◆ **AIM**
An exact copy of the records is required, minus the pictures they hold.

◆ **EXTRACTED DATA**
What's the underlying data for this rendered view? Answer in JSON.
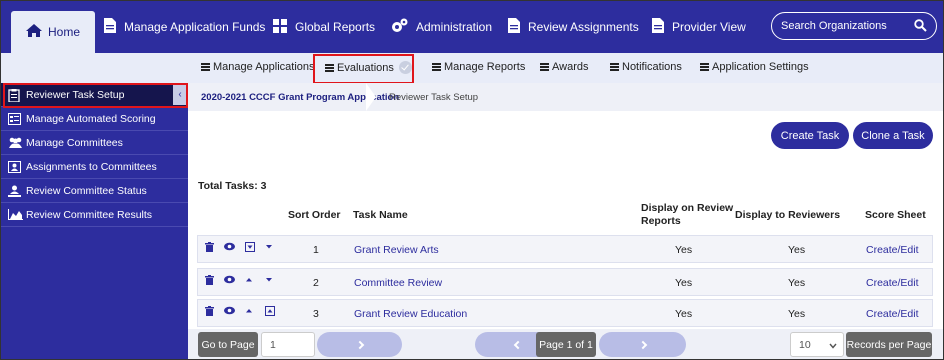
{
  "top_nav": {
    "items": [
      {
        "label": "Home",
        "icon": "home-icon"
      },
      {
        "label": "Manage Application Funds",
        "icon": "document-icon"
      },
      {
        "label": "Global Reports",
        "icon": "grid-icon"
      },
      {
        "label": "Administration",
        "icon": "gears-icon"
      },
      {
        "label": "Review Assignments",
        "icon": "document-icon"
      },
      {
        "label": "Provider View",
        "icon": "document-icon"
      }
    ],
    "search_placeholder": "Search Organizations"
  },
  "sub_nav": {
    "items": [
      "Manage Applications",
      "Evaluations",
      "Manage Reports",
      "Awards",
      "Notifications",
      "Application Settings"
    ]
  },
  "sidebar": {
    "items": [
      {
        "label": "Reviewer Task Setup",
        "icon": "clipboard-icon"
      },
      {
        "label": "Manage Automated Scoring",
        "icon": "scoring-icon"
      },
      {
        "label": "Manage Committees",
        "icon": "people-icon"
      },
      {
        "label": "Assignments to Committees",
        "icon": "assignment-icon"
      },
      {
        "label": "Review Committee Status",
        "icon": "status-icon"
      },
      {
        "label": "Review Committee Results",
        "icon": "chart-icon"
      }
    ],
    "collapse_glyph": "‹"
  },
  "breadcrumb": {
    "program": "2020-2021 CCCF Grant Program Application",
    "page": "Reviewer Task Setup"
  },
  "actions": {
    "create_task": "Create Task",
    "clone_task": "Clone a Task"
  },
  "totals": "Total Tasks: 3",
  "table": {
    "headers": {
      "sort_order": "Sort Order",
      "task_name": "Task Name",
      "display_on_reports": "Display on Review Reports",
      "display_to_reviewers": "Display to Reviewers",
      "score_sheet": "Score Sheet"
    },
    "rows": [
      {
        "sort": "1",
        "name": "Grant Review Arts",
        "reports": "Yes",
        "reviewers": "Yes",
        "score": "Create/Edit"
      },
      {
        "sort": "2",
        "name": "Committee Review",
        "reports": "Yes",
        "reviewers": "Yes",
        "score": "Create/Edit"
      },
      {
        "sort": "3",
        "name": "Grant Review Education",
        "reports": "Yes",
        "reviewers": "Yes",
        "score": "Create/Edit"
      }
    ]
  },
  "pager": {
    "go_to_page": "Go to Page",
    "page_value": "1",
    "page_status": "Page 1 of 1",
    "records_value": "10",
    "records_per_page": "Records per Page"
  },
  "colors": {
    "nav_blue": "#2d2d9e",
    "dark_navy": "#15154d",
    "highlight_red": "#e0151b",
    "link": "#2d2d9e"
  }
}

◆ **FULL RESPONSE**
What's the underlying data for this rendered view? Answer in JSON.
{
  "top_nav": {
    "items": [
      {
        "label": "Home",
        "icon": "home-icon"
      },
      {
        "label": "Manage Application Funds",
        "icon": "document-icon"
      },
      {
        "label": "Global Reports",
        "icon": "grid-icon"
      },
      {
        "label": "Administration",
        "icon": "gears-icon"
      },
      {
        "label": "Review Assignments",
        "icon": "document-icon"
      },
      {
        "label": "Provider View",
        "icon": "document-icon"
      }
    ],
    "search_placeholder": "Search Organizations"
  },
  "sub_nav": {
    "items": [
      "Manage Applications",
      "Evaluations",
      "Manage Reports",
      "Awards",
      "Notifications",
      "Application Settings"
    ]
  },
  "sidebar": {
    "items": [
      {
        "label": "Reviewer Task Setup",
        "icon": "clipboard-icon"
      },
      {
        "label": "Manage Automated Scoring",
        "icon": "scoring-icon"
      },
      {
        "label": "Manage Committees",
        "icon": "people-icon"
      },
      {
        "label": "Assignments to Committees",
        "icon": "assignment-icon"
      },
      {
        "label": "Review Committee Status",
        "icon": "status-icon"
      },
      {
        "label": "Review Committee Results",
        "icon": "chart-icon"
      }
    ],
    "collapse_glyph": "‹"
  },
  "breadcrumb": {
    "program": "2020-2021 CCCF Grant Program Application",
    "page": "Reviewer Task Setup"
  },
  "actions": {
    "create_task": "Create Task",
    "clone_task": "Clone a Task"
  },
  "totals": "Total Tasks: 3",
  "table": {
    "headers": {
      "sort_order": "Sort Order",
      "task_name": "Task Name",
      "display_on_reports": "Display on Review Reports",
      "display_to_reviewers": "Display to Reviewers",
      "score_sheet": "Score Sheet"
    },
    "rows": [
      {
        "sort": "1",
        "name": "Grant Review Arts",
        "reports": "Yes",
        "reviewers": "Yes",
        "score": "Create/Edit"
      },
      {
        "sort": "2",
        "name": "Committee Review",
        "reports": "Yes",
        "reviewers": "Yes",
        "score": "Create/Edit"
      },
      {
        "sort": "3",
        "name": "Grant Review Education",
        "reports": "Yes",
        "reviewers": "Yes",
        "score": "Create/Edit"
      }
    ]
  },
  "pager": {
    "go_to_page": "Go to Page",
    "page_value": "1",
    "page_status": "Page 1 of 1",
    "records_value": "10",
    "records_per_page": "Records per Page"
  },
  "colors": {
    "nav_blue": "#2d2d9e",
    "dark_navy": "#15154d",
    "highlight_red": "#e0151b",
    "link": "#2d2d9e"
  }
}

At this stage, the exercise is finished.